--- TRECHO DO TEXTO ---

Interlocutor 1 (europeu): compartilha um link e comenta que “os meios ocidentais estão celebrando coletivamente a queda de Bashar al-Assad e estão apresentando seu sucessor: Muhammad al-Jolani, também conhecido como Abu Mohammed al-Jawlani, Abu Mohammed al-Julani e Abu Muhammad al-Golani. O ARD-Tagesschau (mídia alemã mainstream) já está falando sobre o novo 'homem forte' na Síria. Infelizmente, a celebração dos meios de comunicação sobre a queda de Assad de alguma forma deixou de perceber o fato de que seu sucessor Jolani ainda é procurado pelo FBI com uma recompensa de 10 milhões de dólares sobre sua cabeça. Dado que o 'doce miliciano' não é apenas qualquer islamista, mas a cabeça da organização que sucedeu a Al-Qaeda, chamada Frente Al-Nusra, que por sua vez é a precursora do Estado Islâmico (ISIS). Muhammad Al-Jolani é um assassino em massa que ordenou e executou milhares de assassinatos motivados pela religião durante os últimos 15 anos”.
Interlocutor 2 (sírio): referindo-se ao link compartilhado: “Por favor, não fale da Síria nem dos sírios usando essa propaganda barata. É falsa. Ele tem uma história com a Al-Qaeda; o resto é falso. Isso não é sobre o Ocidente ou os meios ocidentais. Somos nós, os sírios, que o derrubamos. Perdemos meio milhão de pessoas durante os últimos 13 anos, milhões se tornaram refugiados e lutamos de formas que ninguém pode imaginar. Não nos apresente como Assad gostaria que o fizesse, nem como uma narrativa fabricada que, infelizmente, se encaixa com certa propaganda de esquerda que tenta dividir o mundo de uma forma binária simplista”.

--- MATERIAL FORNECIDO ---

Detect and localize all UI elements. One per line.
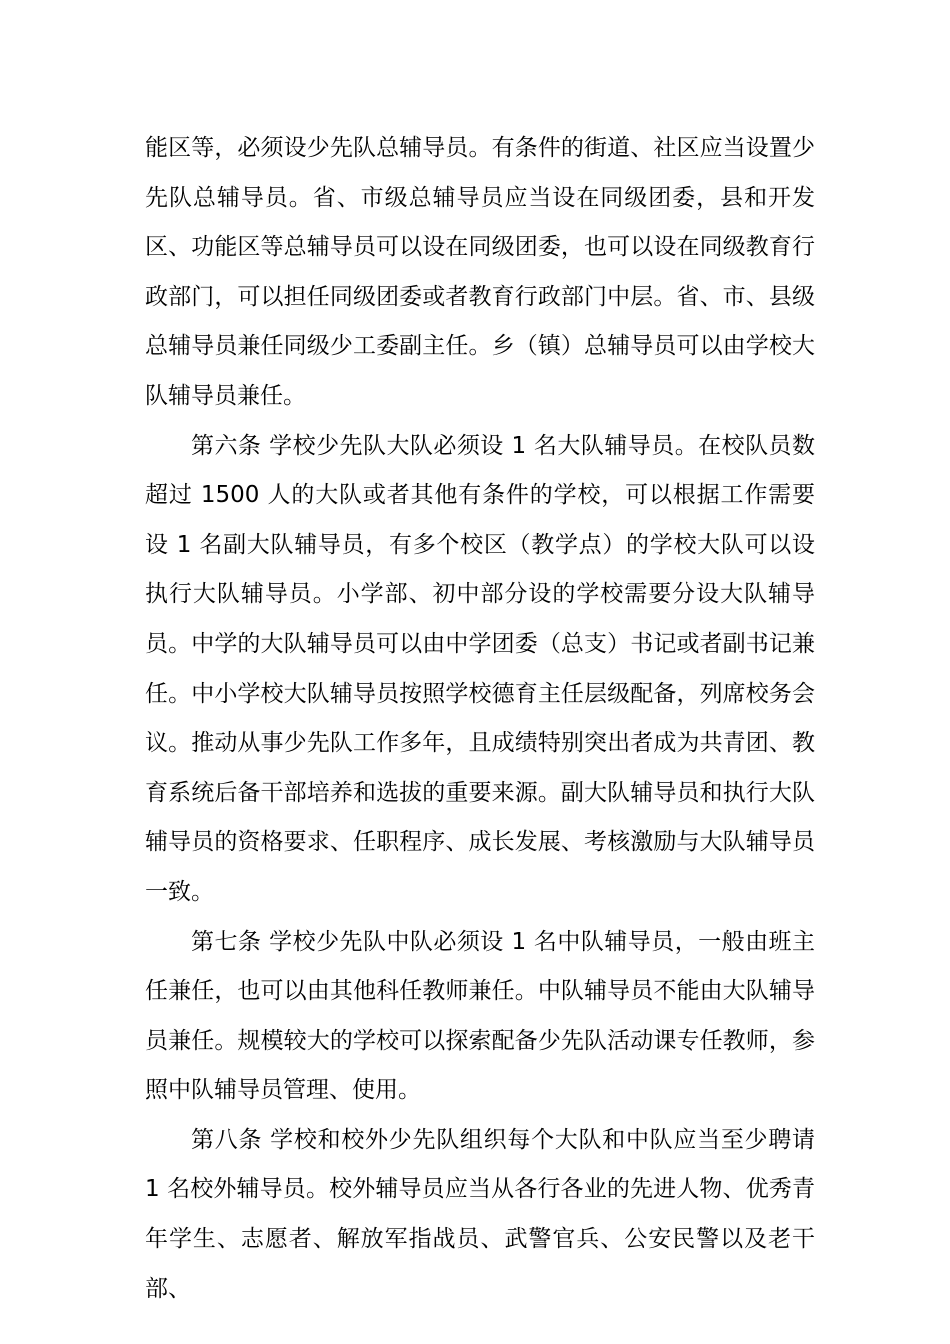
paragraph-article-7: 第七条 学校少先队中队必须设 1 名中队辅导员，一般由班主任兼任，也可以由其他科任教师兼任。中队辅导员不能由大队辅导员兼任。规模较大的学校可以探索配备少先队活动课专任教师，参照中队辅导员管理、使用。 <box>145 928 815 1104</box>
document-body <box>145 124 815 1314</box>
paragraph-article-6: 第六条 学校少先队大队必须设 1 名大队辅导员。在校队员数超过 1500 人的大队或者其他有条件的学校，可以根据工作需要设 1 名副大队辅导员，有多个校区（教学点）的学校大队可以设执行大队辅导员。小学部、初中部分设的学校需要分设大队辅导员。中学的大队辅导员可以由中学团委（总支）书记或者副书记兼任。中小学校大队辅导员按照学校德育主任层级配备，列席校务会议。推动从事少先队工作多年，且成绩特别突出者成为共青团、教育系统后备干部培养和选拔的重要来源。副大队辅导员和执行大队辅导员的资格要求、任职程序、成长发展、考核激励与大队辅导员一致。 <box>145 432 815 905</box>
paragraph-article-8: 第八条 学校和校外少先队组织每个大队和中队应当至少聘请 1 名校外辅导员。校外辅导员应当从各行各业的先进人物、优秀青年学生、志愿者、解放军指战员、武警官兵、公安民警以及老干部、 <box>145 1126 815 1302</box>
paragraph-continuation: 能区等，必须设少先队总辅导员。有条件的街道、社区应当设置少先队总辅导员。省、市级总辅导员应当设在同级团委，县和开发区、功能区等总辅导员可以设在同级团委，也可以设在同级教育行政部门，可以担任同级团委或者教育行政部门中层。省、市、县级总辅导员兼任同级少工委副主任。乡（镇）总辅导员可以由学校大队辅导员兼任。 <box>145 135 815 409</box>
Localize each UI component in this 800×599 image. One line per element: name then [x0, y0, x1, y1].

---

TRABALHO SOLICITADO -
1 - Indique se cada afirmação abaixo está de acordo com o trecho do texto, respondendo sim ou não e citando literalmente as palavras decisivas: (a) Segundo o Interlocutor 1, o FBI oferece uma recompensa de 10 milhões de dólares por Jolani. (b) O Interlocutor 2 nega que Jolani tenha qualquer ligação com a Al-Qaeda. (c) O Interlocutor 2 afirma que meio milhão de pessoas foram perdidas nos últimos 13 anos.
2 - Responda com base no trecho do texto:
(a) Que veículo da mídia alemã o Interlocutor 1 menciona?
(b) Segundo o Interlocutor 1, de que organização a Frente Al-Nusra é precursora?
(c) Segundo o Interlocutor 1, durante quantos anos ocorreram os assassinatos atribuídos a Al-Jolani?

LISTA DE RESPOSTAS -
1 -
(a) Sim: "ainda é procurado pelo FBI com uma recompensa de 10 milhões de dólares sobre sua cabeça".
(b) Não: "Ele tem uma história com a Al-Qaeda; o resto é falso."
(c) Sim: "Perdemos meio milhão de pessoas durante os últimos 13 anos".

2 -
(a) O ARD-Tagesschau.
(b) Do Estado Islâmico (ISIS).
(c) Durante os últimos 15 anos.